# [STATED TASK]
Restate all of the data exactly.

Stored data entries
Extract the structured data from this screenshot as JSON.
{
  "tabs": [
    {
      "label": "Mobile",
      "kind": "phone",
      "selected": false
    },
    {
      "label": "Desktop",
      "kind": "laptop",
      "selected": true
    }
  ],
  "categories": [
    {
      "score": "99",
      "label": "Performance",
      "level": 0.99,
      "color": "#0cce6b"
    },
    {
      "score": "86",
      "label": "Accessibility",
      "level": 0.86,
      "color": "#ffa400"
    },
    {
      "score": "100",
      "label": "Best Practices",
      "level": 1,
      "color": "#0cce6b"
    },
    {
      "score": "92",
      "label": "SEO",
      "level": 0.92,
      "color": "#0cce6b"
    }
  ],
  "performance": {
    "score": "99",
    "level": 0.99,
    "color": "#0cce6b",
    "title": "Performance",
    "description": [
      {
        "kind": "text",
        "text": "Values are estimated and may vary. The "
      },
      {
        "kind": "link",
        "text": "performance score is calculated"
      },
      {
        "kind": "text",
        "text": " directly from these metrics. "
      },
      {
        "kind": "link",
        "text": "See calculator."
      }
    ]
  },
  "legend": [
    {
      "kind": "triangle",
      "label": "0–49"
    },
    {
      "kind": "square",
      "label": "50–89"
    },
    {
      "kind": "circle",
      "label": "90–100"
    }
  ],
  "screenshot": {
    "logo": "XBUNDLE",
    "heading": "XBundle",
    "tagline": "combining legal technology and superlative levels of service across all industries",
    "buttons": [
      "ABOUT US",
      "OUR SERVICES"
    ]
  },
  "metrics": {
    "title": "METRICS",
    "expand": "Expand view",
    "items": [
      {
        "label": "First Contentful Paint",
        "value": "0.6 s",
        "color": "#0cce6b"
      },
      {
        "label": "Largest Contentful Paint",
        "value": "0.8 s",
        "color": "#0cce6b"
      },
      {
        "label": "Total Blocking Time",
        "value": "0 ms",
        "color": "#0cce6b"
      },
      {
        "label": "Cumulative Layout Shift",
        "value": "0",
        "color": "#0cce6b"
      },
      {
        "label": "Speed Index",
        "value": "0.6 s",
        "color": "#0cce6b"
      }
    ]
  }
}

# [ANSWER BELOW]
Extract the structured data from this screenshot as JSON.
{
  "tabs": [
    {
      "label": "Mobile",
      "kind": "phone",
      "selected": false
    },
    {
      "label": "Desktop",
      "kind": "laptop",
      "selected": true
    }
  ],
  "categories": [
    {
      "score": "99",
      "label": "Performance",
      "level": 0.99,
      "color": "#0cce6b"
    },
    {
      "score": "86",
      "label": "Accessibility",
      "level": 0.86,
      "color": "#ffa400"
    },
    {
      "score": "100",
      "label": "Best Practices",
      "level": 1,
      "color": "#0cce6b"
    },
    {
      "score": "92",
      "label": "SEO",
      "level": 0.92,
      "color": "#0cce6b"
    }
  ],
  "performance": {
    "score": "99",
    "level": 0.99,
    "color": "#0cce6b",
    "title": "Performance",
    "description": [
      {
        "kind": "text",
        "text": "Values are estimated and may vary. The "
      },
      {
        "kind": "link",
        "text": "performance score is calculated"
      },
      {
        "kind": "text",
        "text": " directly from these metrics. "
      },
      {
        "kind": "link",
        "text": "See calculator."
      }
    ]
  },
  "legend": [
    {
      "kind": "triangle",
      "label": "0–49"
    },
    {
      "kind": "square",
      "label": "50–89"
    },
    {
      "kind": "circle",
      "label": "90–100"
    }
  ],
  "screenshot": {
    "logo": "XBUNDLE",
    "heading": "XBundle",
    "tagline": "combining legal technology and superlative levels of service across all industries",
    "buttons": [
      "ABOUT US",
      "OUR SERVICES"
    ]
  },
  "metrics": {
    "title": "METRICS",
    "expand": "Expand view",
    "items": [
      {
        "label": "First Contentful Paint",
        "value": "0.6 s",
        "color": "#0cce6b"
      },
      {
        "label": "Largest Contentful Paint",
        "value": "0.8 s",
        "color": "#0cce6b"
      },
      {
        "label": "Total Blocking Time",
        "value": "0 ms",
        "color": "#0cce6b"
      },
      {
        "label": "Cumulative Layout Shift",
        "value": "0",
        "color": "#0cce6b"
      },
      {
        "label": "Speed Index",
        "value": "0.6 s",
        "color": "#0cce6b"
      }
    ]
  }
}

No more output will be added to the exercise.